* Material supplied

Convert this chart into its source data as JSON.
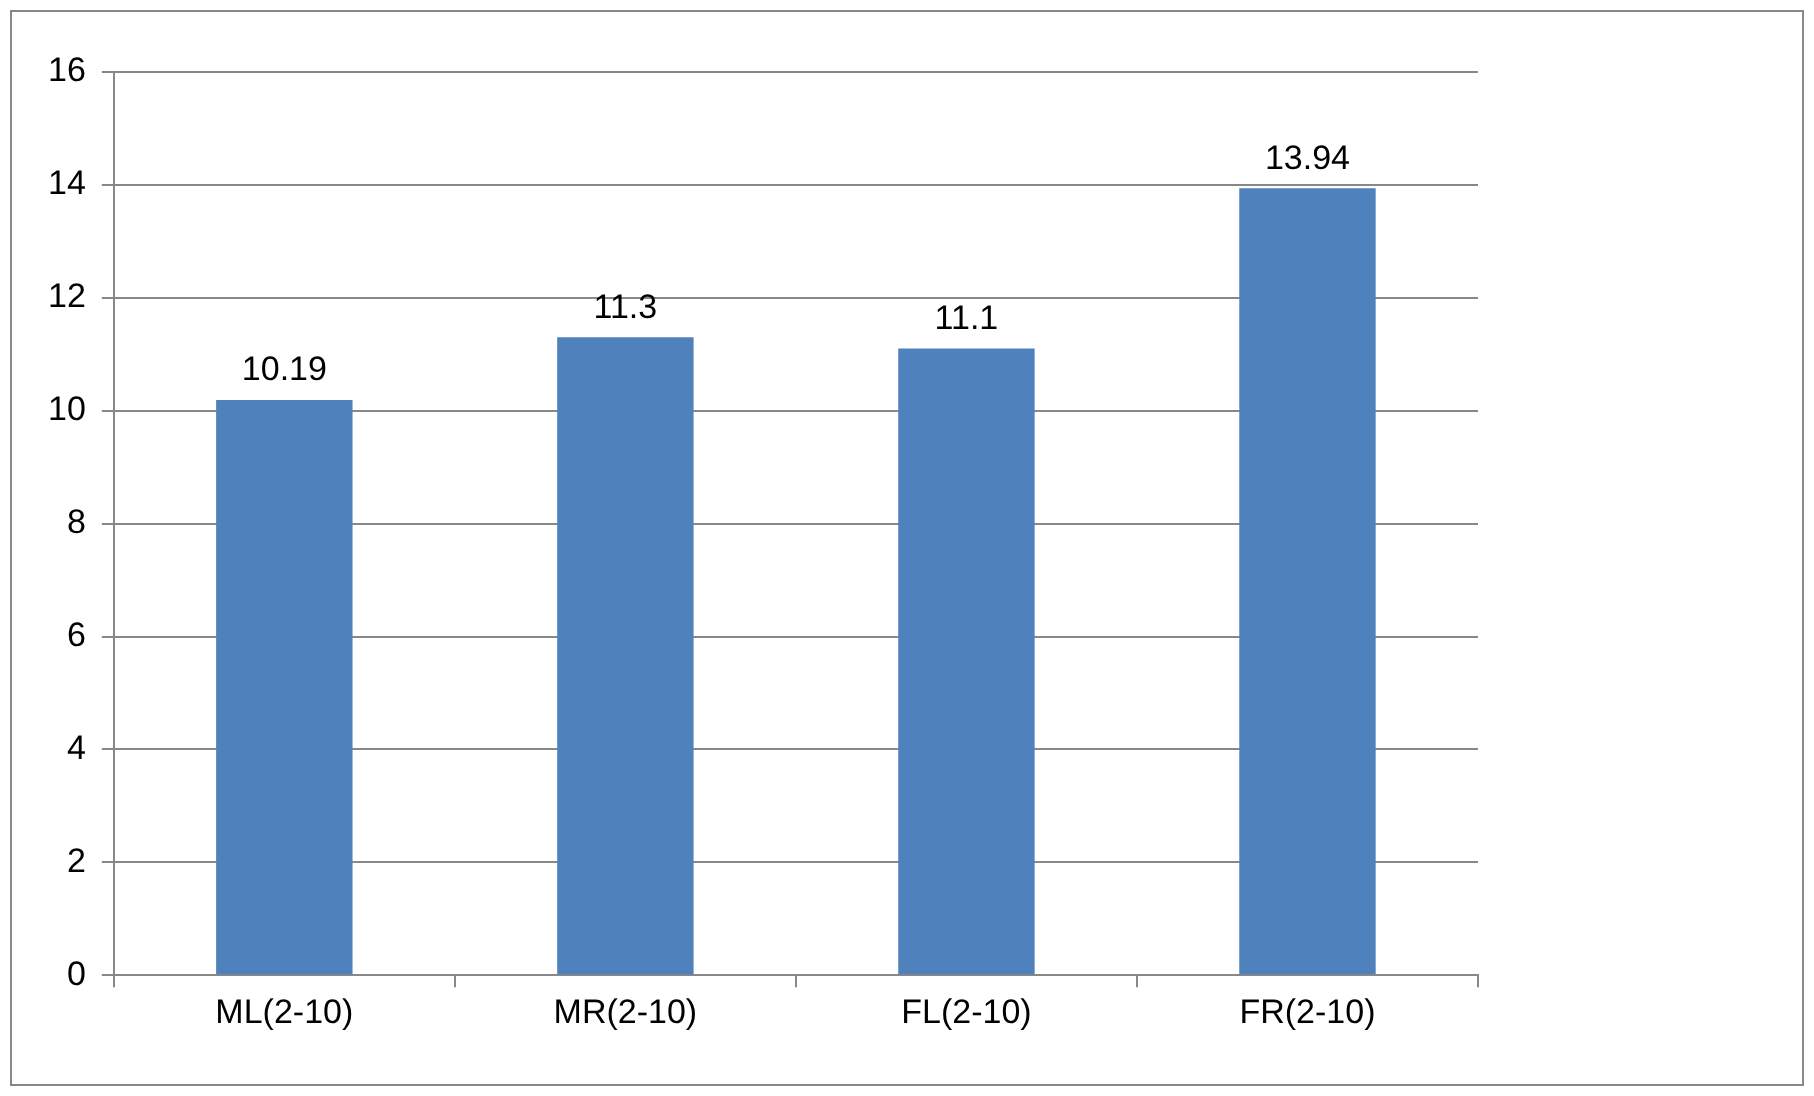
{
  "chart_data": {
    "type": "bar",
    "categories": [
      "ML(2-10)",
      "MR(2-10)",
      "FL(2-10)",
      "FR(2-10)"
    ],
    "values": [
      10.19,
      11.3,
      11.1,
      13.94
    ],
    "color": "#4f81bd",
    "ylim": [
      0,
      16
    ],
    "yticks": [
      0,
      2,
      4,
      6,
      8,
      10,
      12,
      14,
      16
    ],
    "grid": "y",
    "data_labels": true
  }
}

* * *

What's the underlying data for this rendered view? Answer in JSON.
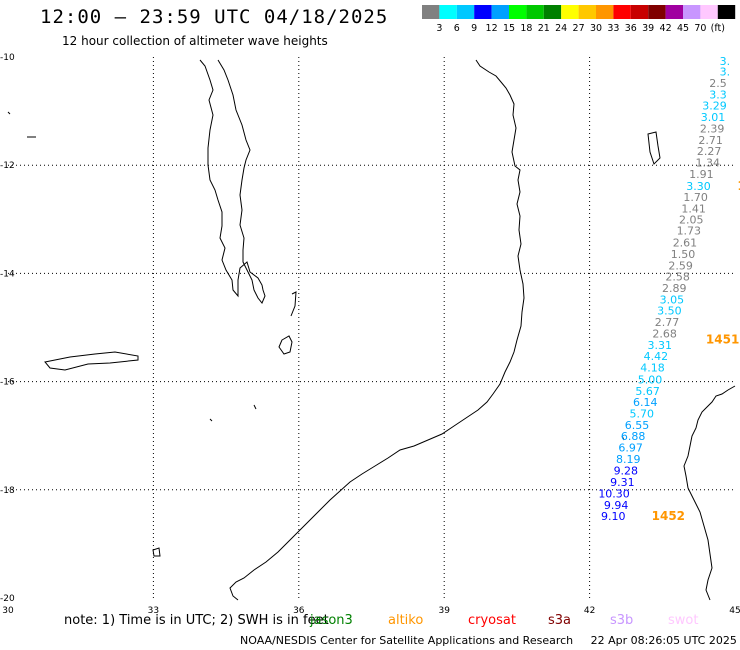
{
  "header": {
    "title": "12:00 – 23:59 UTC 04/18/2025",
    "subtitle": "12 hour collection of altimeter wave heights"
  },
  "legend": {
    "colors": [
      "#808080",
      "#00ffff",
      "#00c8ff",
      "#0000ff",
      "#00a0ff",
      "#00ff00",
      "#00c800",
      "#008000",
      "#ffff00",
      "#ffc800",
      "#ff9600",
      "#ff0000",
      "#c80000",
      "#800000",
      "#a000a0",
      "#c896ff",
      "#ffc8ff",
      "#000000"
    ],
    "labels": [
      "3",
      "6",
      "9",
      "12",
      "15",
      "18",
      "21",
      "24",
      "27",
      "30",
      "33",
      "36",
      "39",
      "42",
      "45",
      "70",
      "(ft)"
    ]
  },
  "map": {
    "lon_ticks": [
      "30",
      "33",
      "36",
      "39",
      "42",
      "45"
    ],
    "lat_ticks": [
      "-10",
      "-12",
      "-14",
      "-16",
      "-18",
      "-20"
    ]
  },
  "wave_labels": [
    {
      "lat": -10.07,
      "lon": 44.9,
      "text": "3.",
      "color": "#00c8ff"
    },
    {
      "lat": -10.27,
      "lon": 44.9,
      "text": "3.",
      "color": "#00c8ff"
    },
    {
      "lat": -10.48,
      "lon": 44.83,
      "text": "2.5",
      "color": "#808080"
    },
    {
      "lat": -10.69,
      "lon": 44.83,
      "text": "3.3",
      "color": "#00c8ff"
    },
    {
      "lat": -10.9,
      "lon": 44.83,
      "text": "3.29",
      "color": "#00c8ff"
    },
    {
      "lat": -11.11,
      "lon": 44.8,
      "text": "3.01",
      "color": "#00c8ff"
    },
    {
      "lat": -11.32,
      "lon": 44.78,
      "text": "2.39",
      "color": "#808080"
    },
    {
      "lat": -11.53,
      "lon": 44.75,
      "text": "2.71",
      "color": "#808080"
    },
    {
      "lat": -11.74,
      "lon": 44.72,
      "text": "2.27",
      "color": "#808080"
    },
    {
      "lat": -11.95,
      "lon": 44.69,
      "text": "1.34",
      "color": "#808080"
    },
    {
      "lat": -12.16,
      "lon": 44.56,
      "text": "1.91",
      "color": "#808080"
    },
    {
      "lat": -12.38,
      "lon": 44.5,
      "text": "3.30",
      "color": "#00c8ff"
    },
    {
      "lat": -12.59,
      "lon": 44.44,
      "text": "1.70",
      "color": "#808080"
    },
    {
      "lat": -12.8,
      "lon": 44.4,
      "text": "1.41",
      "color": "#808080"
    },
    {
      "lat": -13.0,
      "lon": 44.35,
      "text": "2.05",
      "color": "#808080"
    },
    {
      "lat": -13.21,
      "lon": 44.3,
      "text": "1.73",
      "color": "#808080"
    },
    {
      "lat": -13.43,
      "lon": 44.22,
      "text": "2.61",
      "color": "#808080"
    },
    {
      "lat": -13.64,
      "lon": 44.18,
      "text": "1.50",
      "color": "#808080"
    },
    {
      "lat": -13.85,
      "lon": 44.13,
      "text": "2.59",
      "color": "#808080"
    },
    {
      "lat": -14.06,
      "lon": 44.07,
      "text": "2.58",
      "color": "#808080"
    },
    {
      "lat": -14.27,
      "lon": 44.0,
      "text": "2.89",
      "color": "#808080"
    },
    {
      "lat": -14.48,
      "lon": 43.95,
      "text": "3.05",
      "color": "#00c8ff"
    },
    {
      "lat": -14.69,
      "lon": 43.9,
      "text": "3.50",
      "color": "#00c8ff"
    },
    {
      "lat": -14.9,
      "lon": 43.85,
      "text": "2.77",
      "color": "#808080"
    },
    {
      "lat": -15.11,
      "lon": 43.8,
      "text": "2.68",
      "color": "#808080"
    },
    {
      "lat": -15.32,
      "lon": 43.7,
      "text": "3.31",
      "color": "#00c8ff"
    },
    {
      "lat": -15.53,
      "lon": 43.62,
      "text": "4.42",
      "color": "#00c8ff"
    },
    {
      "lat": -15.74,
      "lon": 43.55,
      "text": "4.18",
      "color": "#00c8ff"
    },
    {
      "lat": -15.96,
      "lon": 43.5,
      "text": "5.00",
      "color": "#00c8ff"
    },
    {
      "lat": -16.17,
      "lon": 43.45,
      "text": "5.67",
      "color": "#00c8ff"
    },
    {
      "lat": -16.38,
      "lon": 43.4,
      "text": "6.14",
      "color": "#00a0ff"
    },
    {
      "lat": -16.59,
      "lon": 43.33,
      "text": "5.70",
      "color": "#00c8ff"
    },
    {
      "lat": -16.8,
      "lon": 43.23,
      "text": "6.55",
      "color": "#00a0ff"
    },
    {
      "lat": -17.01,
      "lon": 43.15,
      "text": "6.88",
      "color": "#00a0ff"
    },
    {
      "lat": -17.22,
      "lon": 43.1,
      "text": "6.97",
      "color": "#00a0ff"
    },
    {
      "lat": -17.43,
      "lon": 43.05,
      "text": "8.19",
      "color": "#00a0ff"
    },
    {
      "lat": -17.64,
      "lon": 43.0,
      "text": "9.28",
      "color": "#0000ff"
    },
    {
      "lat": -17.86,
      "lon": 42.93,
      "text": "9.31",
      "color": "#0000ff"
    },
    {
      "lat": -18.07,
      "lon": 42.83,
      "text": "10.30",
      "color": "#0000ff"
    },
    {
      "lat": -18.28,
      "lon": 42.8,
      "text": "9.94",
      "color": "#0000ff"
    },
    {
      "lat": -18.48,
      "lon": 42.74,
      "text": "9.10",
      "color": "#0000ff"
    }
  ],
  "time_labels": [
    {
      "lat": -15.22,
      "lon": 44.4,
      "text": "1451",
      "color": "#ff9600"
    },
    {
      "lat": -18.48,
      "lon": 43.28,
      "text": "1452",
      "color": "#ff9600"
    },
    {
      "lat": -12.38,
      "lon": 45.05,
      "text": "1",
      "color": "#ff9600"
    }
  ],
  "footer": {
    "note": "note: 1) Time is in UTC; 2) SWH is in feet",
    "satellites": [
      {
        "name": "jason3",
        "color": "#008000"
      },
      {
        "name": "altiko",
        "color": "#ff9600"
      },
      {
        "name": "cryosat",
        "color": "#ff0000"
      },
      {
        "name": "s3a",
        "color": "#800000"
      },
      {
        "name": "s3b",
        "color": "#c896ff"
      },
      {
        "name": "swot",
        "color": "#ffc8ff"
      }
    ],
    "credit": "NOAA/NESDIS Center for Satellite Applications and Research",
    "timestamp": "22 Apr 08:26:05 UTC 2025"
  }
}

* Exercise aim
Copy every line that contains the string "this".

* Correct answer
Convert this chart into its source data as JSON.
What's the underlying data for this rendered view? Answer in JSON.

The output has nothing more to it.